Data shown:

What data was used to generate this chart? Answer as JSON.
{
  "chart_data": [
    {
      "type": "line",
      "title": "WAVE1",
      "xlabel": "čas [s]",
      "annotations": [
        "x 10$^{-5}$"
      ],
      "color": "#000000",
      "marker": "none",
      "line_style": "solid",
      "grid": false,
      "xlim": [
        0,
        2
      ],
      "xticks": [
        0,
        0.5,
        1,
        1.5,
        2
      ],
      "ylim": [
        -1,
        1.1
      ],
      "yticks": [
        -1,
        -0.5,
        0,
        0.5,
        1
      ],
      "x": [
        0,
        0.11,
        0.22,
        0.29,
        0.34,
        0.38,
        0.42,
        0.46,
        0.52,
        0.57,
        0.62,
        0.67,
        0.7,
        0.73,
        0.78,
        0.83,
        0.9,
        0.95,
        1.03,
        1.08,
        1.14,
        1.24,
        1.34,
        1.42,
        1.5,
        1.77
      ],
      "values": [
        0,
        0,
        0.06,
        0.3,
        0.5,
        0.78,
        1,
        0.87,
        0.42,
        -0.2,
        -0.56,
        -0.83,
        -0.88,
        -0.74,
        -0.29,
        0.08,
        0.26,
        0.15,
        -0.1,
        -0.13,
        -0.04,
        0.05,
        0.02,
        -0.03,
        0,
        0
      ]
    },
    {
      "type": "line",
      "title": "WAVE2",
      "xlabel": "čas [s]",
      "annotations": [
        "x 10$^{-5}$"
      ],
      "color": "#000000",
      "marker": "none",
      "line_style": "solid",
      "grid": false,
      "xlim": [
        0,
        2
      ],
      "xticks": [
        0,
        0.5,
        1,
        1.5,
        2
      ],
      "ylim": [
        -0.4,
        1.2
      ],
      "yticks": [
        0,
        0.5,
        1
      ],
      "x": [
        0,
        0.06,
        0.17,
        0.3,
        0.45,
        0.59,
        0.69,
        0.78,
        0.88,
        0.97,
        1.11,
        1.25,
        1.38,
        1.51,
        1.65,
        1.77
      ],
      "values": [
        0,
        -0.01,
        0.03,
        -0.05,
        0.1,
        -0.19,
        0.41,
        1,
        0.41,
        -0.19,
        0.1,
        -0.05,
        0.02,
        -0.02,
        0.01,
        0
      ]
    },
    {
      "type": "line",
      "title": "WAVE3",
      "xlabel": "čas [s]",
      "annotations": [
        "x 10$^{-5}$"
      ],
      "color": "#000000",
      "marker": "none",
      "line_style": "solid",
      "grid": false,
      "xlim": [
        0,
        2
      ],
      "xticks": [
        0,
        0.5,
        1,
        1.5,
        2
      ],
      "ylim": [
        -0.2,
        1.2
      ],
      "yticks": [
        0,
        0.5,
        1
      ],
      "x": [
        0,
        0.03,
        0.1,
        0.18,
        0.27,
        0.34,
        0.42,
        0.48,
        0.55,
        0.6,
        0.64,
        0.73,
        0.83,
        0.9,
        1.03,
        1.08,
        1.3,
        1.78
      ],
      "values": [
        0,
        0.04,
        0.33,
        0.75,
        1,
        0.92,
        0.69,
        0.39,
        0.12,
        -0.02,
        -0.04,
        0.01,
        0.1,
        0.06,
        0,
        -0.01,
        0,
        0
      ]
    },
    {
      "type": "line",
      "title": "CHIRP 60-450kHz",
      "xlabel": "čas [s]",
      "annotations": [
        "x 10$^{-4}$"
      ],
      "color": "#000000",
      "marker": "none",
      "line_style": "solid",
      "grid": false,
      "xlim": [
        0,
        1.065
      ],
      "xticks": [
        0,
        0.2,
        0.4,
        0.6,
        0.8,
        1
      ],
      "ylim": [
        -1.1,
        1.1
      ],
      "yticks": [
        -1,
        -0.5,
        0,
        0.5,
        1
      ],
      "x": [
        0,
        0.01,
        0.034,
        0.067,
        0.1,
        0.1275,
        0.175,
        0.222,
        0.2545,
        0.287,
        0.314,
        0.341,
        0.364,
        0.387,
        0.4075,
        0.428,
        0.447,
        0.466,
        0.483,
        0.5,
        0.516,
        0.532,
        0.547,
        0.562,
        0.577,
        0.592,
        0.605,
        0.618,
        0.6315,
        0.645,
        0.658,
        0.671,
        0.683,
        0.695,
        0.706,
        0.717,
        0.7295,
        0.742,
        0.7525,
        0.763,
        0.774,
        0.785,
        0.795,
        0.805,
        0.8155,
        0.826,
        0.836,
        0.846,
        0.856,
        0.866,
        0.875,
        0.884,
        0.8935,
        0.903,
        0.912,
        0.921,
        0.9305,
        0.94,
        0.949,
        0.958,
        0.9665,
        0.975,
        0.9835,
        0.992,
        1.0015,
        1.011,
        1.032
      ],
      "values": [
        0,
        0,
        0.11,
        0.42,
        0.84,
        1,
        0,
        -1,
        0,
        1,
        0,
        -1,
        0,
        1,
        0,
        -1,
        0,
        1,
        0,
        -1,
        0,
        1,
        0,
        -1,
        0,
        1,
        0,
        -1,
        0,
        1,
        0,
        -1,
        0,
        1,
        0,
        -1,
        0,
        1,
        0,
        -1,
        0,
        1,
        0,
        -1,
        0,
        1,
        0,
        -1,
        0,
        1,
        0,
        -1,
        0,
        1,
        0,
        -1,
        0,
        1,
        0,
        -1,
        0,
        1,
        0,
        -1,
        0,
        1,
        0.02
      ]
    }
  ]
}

---

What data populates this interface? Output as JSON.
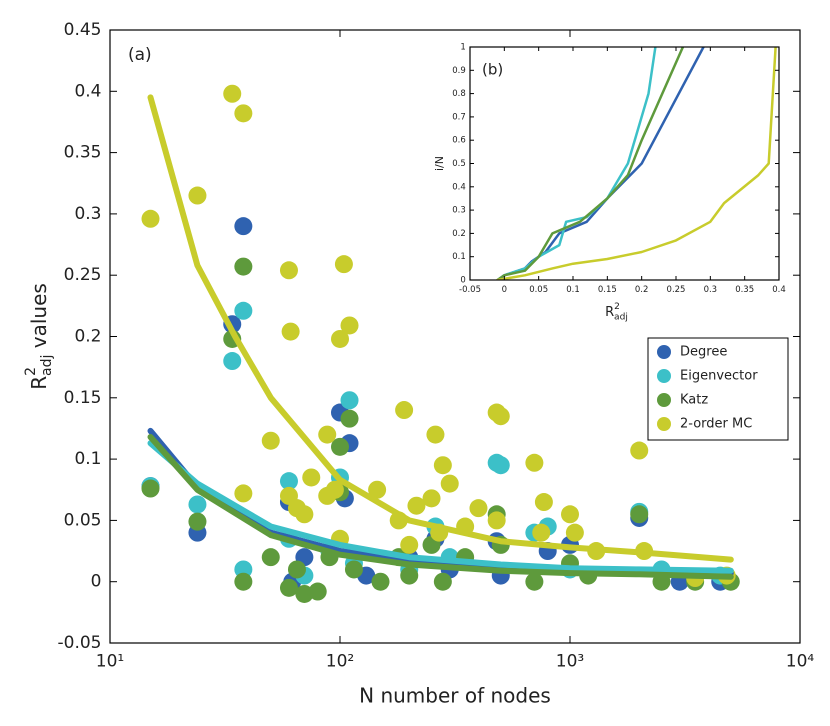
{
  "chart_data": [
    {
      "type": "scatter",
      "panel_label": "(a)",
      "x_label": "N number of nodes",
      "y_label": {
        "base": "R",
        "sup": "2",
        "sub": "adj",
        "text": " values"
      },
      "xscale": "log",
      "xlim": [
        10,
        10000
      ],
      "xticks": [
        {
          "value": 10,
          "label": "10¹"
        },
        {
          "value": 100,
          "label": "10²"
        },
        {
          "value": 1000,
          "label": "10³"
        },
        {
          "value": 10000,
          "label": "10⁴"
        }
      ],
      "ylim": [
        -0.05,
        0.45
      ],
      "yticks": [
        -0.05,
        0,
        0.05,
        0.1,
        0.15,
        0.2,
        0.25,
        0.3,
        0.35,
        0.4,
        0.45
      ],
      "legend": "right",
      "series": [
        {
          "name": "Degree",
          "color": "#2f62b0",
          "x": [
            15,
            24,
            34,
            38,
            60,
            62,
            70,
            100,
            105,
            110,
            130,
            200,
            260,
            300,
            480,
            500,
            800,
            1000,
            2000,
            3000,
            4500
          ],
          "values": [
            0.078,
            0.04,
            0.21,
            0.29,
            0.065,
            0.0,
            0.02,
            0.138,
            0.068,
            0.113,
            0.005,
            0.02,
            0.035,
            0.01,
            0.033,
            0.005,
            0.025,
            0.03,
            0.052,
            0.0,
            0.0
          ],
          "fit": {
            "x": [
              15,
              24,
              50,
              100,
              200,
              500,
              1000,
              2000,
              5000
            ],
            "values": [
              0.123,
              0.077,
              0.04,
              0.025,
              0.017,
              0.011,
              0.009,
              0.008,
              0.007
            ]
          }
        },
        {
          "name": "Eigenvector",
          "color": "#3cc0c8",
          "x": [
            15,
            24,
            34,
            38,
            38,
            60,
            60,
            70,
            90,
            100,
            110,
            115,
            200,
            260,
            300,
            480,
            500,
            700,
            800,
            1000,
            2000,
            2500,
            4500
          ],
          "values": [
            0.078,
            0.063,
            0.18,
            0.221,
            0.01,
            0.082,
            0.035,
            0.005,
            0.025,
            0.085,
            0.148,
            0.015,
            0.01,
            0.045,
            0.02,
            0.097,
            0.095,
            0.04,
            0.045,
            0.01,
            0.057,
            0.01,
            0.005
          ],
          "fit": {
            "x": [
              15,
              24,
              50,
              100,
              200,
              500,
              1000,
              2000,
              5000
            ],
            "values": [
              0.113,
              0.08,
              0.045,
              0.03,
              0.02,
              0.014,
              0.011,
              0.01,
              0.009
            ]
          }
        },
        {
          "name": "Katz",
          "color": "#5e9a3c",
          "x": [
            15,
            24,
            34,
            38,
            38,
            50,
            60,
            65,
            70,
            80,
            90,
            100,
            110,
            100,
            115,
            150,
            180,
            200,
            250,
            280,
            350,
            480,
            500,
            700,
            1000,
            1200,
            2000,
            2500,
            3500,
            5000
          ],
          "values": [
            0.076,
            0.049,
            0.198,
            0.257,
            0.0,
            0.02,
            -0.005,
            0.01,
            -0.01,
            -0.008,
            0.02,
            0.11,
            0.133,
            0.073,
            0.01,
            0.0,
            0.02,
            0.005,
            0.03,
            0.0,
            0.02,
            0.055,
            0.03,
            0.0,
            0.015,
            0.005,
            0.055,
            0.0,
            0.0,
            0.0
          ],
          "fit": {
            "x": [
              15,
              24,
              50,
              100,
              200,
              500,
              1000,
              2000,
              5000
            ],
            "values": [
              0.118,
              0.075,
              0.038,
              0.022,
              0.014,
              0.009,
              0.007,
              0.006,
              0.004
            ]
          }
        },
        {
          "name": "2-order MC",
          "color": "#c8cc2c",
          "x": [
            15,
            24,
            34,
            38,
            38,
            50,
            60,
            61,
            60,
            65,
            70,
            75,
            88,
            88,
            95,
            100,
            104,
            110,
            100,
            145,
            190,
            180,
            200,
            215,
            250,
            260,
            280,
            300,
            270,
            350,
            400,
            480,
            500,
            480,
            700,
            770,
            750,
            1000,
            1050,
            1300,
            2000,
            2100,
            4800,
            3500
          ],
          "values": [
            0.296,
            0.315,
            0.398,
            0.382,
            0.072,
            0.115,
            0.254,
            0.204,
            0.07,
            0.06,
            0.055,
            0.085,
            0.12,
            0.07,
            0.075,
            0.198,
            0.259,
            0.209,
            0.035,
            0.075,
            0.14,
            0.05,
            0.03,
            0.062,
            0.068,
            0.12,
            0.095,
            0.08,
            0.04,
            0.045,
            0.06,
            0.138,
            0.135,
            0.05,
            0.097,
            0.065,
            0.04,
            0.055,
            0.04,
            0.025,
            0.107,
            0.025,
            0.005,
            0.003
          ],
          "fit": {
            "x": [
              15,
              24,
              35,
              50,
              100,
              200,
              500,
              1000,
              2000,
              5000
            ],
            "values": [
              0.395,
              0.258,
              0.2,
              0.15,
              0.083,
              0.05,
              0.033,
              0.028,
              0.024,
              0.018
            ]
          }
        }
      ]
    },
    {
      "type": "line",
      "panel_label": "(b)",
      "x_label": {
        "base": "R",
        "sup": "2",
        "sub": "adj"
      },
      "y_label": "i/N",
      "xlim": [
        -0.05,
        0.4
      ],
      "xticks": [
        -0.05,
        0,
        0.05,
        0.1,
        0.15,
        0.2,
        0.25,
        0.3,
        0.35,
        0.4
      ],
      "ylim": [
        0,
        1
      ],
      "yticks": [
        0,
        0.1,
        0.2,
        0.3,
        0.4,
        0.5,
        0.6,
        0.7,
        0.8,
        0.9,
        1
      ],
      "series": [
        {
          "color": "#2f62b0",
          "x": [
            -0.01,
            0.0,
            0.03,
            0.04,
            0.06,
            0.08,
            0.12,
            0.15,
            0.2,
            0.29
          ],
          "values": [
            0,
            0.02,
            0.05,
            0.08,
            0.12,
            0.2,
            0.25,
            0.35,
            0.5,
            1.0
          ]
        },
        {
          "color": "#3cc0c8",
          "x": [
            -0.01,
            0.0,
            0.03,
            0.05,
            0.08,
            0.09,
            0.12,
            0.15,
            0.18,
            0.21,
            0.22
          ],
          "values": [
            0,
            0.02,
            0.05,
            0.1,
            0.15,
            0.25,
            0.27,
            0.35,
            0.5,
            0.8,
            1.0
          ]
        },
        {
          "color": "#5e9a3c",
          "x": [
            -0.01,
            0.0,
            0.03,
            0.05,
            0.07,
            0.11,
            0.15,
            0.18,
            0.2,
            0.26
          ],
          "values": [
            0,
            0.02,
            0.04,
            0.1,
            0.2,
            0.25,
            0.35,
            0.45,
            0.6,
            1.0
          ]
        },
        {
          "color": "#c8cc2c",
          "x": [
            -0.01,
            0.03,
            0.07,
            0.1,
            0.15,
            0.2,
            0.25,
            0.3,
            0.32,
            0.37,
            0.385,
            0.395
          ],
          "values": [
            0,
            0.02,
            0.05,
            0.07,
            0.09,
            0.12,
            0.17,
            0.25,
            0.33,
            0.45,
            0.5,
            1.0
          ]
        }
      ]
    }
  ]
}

Goal: Copy every line above in which the string "JSON" shows up.

Complete answer:
What data was used to generate this chart? Answer as JSON.
What data populates this interface? Output as JSON.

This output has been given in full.